Given passage:
========================================
I am now working on a more
complicated model (for three players)
than that previously studied last year
because an expedient used in that
simpler model to reduce the number of
equations and variables to be solved
for seemed to lead to problems (on
which more comments later).
Common Features of Last Year's
Model and the Current Model
These models are the same
in having a procedure of elections by means
of which the agency powers are elected.
In the previous model there was
a simpler procedure employed after a
first stage of agency elections had
been effective in reducing the
remaining set of active players to merely
two. We used a sort of natural
bargaining scheme through which competing
choices, by the remaining players, of
utility allocations could be
rationalized. However this device of
simplification did not follow
straightforwardly the basic concept of
the agencies as players in the same
sort of game interaction as for all the
players at the beginning of the
playing of the game.
========================================
Extracted data:
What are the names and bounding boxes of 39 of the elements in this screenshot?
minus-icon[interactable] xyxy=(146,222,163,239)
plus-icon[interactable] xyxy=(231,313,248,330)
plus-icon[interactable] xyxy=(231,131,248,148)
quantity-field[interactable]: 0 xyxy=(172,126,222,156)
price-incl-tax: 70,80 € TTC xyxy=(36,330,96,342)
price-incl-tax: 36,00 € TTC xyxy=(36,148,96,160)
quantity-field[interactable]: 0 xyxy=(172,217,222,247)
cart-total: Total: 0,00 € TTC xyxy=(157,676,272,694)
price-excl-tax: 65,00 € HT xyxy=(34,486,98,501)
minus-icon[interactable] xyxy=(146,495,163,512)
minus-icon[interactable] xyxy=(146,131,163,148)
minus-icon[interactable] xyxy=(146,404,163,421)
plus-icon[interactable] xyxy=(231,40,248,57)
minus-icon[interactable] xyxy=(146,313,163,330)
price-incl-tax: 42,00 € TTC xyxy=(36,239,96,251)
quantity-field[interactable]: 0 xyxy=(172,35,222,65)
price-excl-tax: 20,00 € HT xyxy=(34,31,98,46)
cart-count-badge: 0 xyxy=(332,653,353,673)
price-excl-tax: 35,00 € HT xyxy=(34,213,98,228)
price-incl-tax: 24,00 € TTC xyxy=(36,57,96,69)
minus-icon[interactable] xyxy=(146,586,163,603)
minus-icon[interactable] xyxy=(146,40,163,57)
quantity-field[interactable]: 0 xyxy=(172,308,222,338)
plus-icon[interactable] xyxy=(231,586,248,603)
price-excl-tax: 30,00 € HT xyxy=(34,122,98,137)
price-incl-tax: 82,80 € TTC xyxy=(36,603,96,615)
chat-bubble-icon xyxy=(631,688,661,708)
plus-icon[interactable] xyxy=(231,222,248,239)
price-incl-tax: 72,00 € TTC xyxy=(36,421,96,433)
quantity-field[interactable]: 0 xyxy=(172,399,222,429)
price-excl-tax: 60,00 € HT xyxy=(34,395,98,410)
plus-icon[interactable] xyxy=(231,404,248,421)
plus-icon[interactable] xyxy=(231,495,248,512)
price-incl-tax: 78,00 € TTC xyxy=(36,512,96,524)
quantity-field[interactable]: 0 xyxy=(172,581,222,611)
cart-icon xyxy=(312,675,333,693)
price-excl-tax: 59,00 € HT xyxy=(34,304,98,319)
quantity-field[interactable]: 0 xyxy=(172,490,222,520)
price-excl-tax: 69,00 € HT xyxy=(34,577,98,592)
========================================
Tasks for this exercise:
1/ In the passage on the three-player model, to how many active players did the first stage of agency elections reduce the set in last year's model?
2/ Set down the entire listing line for line, with no changes.
The listing has no connection to the passage on the three-player model.

Solved problems:
1/ Two.

2/
What are the names and bounding boxes of 39 of the elements in this screenshot?
minus-icon[interactable] xyxy=(146,222,163,239)
plus-icon[interactable] xyxy=(231,313,248,330)
plus-icon[interactable] xyxy=(231,131,248,148)
quantity-field[interactable]: 0 xyxy=(172,126,222,156)
price-incl-tax: 70,80 € TTC xyxy=(36,330,96,342)
price-incl-tax: 36,00 € TTC xyxy=(36,148,96,160)
quantity-field[interactable]: 0 xyxy=(172,217,222,247)
cart-total: Total: 0,00 € TTC xyxy=(157,676,272,694)
price-excl-tax: 65,00 € HT xyxy=(34,486,98,501)
minus-icon[interactable] xyxy=(146,495,163,512)
minus-icon[interactable] xyxy=(146,131,163,148)
minus-icon[interactable] xyxy=(146,404,163,421)
plus-icon[interactable] xyxy=(231,40,248,57)
minus-icon[interactable] xyxy=(146,313,163,330)
price-incl-tax: 42,00 € TTC xyxy=(36,239,96,251)
quantity-field[interactable]: 0 xyxy=(172,35,222,65)
price-excl-tax: 20,00 € HT xyxy=(34,31,98,46)
cart-count-badge: 0 xyxy=(332,653,353,673)
price-excl-tax: 35,00 € HT xyxy=(34,213,98,228)
price-incl-tax: 24,00 € TTC xyxy=(36,57,96,69)
minus-icon[interactable] xyxy=(146,586,163,603)
minus-icon[interactable] xyxy=(146,40,163,57)
quantity-field[interactable]: 0 xyxy=(172,308,222,338)
plus-icon[interactable] xyxy=(231,586,248,603)
price-excl-tax: 30,00 € HT xyxy=(34,122,98,137)
price-incl-tax: 82,80 € TTC xyxy=(36,603,96,615)
chat-bubble-icon xyxy=(631,688,661,708)
plus-icon[interactable] xyxy=(231,222,248,239)
price-incl-tax: 72,00 € TTC xyxy=(36,421,96,433)
quantity-field[interactable]: 0 xyxy=(172,399,222,429)
price-excl-tax: 60,00 € HT xyxy=(34,395,98,410)
plus-icon[interactable] xyxy=(231,404,248,421)
plus-icon[interactable] xyxy=(231,495,248,512)
price-incl-tax: 78,00 € TTC xyxy=(36,512,96,524)
quantity-field[interactable]: 0 xyxy=(172,581,222,611)
cart-icon xyxy=(312,675,333,693)
price-excl-tax: 59,00 € HT xyxy=(34,304,98,319)
quantity-field[interactable]: 0 xyxy=(172,490,222,520)
price-excl-tax: 69,00 € HT xyxy=(34,577,98,592)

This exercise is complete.